§ TO DO
Rewrite the wildcard search question from "Following SQL does" up to and including "there any alternatives?", replacing "lambda" with "closure".

I'm trying to search for vertices in a kind of wildcard search. In SQL it would be: "where name like '%abc%'". Neither Gremlin graph traversal nor SQL-queries support it.

The use case is to filter a 1:n dependency, eg "Show me all my customers whose name contains 'Sam'". This is pretty basic and easy with SQL. It is not an overall full text search but simply a filter in this specific 1:n releationship.

Following SQL works:

SELECT * FROM g 
  where (g.label = "person" and g.name[0]._value = 'Sam')

which is equivalent to:

g.V().hasLabel("person").has("name", "Sam")

Following SQL does not work ("Syntax error, incorrect syntax near 'like'):

SELECT * FROM g 
  where (g.label = "person" and g.name[0]._value like 'Sam')

Trying to use a lambda in a Gremlin "filter" step results in an error, too.

Is it a good idea to write a UDF oder Stored Procedure for this kind of search? How is indexing handled in that case? Are there any alternatives?

Thanks a lot

What about something like this:

g.V().has("person", "name", between("Sam", "San"))

§ MATERIAL PROVIDED
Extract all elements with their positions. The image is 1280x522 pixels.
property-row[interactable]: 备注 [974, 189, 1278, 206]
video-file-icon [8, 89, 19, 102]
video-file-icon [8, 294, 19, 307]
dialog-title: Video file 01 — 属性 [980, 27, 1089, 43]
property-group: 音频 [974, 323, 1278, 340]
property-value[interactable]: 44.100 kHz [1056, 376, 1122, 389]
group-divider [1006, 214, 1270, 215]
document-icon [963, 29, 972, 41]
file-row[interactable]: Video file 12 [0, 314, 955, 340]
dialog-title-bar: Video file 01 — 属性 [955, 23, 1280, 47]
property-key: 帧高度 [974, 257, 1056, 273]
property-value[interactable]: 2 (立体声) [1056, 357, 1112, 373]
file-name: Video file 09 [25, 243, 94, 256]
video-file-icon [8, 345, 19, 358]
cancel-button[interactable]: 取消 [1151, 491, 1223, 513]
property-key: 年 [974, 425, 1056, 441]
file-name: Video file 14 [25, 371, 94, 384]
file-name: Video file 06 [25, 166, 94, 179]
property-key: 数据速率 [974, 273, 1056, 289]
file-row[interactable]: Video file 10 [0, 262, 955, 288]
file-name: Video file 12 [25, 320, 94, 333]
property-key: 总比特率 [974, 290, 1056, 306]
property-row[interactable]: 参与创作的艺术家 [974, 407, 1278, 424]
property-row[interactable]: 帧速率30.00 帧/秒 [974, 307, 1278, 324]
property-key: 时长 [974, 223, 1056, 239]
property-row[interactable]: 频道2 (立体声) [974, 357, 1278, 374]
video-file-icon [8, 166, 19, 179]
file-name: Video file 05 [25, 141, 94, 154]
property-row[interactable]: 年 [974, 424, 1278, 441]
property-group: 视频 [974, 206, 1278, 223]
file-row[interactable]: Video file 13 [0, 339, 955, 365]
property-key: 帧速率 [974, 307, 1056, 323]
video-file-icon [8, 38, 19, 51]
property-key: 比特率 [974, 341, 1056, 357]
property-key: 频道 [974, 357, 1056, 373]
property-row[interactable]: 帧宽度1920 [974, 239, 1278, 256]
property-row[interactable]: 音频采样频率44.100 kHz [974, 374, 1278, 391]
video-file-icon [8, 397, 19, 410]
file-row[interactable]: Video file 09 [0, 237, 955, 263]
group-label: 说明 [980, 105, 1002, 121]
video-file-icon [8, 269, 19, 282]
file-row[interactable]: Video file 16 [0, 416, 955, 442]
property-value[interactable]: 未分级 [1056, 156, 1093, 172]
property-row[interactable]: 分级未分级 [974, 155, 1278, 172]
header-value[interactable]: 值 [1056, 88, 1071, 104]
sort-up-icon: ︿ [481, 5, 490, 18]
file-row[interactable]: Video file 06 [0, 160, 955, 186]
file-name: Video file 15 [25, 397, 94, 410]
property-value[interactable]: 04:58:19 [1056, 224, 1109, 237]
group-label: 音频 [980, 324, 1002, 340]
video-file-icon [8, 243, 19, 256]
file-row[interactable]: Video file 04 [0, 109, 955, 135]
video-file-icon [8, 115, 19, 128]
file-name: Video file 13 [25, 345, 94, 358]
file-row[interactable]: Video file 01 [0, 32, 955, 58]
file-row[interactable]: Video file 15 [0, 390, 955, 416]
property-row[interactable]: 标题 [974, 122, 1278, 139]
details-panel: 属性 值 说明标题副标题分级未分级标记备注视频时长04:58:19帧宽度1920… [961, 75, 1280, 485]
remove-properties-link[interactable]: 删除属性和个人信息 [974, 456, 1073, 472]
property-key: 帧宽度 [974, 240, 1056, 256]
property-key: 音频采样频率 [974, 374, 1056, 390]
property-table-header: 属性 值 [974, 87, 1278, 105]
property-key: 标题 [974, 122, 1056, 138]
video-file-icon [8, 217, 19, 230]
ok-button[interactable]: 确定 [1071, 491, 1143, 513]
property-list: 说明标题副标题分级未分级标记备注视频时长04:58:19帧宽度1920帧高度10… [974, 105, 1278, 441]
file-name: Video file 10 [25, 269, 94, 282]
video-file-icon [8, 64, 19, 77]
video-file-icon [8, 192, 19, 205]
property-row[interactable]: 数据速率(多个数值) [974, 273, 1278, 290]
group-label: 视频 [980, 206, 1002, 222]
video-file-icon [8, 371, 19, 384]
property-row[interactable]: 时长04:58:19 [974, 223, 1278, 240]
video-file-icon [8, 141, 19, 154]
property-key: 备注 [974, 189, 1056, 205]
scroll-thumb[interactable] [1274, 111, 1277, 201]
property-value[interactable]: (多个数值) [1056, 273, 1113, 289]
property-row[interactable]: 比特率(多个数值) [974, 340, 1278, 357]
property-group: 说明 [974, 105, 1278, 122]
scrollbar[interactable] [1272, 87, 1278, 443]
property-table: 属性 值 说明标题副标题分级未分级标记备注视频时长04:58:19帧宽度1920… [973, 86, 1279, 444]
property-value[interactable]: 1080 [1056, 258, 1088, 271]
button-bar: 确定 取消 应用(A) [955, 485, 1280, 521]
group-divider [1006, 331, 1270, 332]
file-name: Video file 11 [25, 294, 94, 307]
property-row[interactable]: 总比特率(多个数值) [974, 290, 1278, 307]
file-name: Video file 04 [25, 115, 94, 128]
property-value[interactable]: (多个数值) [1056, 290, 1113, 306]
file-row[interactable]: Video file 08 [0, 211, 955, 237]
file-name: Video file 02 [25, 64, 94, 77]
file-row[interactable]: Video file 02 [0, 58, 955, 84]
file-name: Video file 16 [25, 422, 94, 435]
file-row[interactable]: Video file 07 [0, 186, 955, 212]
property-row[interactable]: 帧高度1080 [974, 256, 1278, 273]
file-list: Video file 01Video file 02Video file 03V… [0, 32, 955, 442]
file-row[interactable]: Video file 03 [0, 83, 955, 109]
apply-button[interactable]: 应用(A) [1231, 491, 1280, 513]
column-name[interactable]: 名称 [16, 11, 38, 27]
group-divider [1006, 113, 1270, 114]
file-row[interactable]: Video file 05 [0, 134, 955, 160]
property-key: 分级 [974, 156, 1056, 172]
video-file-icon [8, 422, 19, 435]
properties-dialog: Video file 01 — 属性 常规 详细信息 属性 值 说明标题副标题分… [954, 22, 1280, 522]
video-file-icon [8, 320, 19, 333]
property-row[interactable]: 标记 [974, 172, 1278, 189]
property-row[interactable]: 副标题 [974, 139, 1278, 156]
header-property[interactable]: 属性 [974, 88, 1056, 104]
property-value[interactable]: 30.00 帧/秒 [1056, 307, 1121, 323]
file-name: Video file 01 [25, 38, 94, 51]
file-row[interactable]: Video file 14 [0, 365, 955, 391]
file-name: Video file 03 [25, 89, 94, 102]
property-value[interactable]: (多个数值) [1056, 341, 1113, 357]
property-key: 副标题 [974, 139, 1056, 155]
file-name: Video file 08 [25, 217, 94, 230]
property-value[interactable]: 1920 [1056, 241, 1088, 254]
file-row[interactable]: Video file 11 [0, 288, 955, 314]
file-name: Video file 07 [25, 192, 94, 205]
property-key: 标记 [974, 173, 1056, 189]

§ RESULT BELOW
Following SQL does not work ("Syntax error, incorrect syntax near 'like'):

SELECT * FROM g 
  where (g.label = "person" and g.name[0]._value like 'Sam')

Trying to use a closure in a Gremlin "filter" step results in an error, too.

Is it a good idea to write a UDF oder Stored Procedure for this kind of search? How is indexing handled in that case? Are there any alternatives?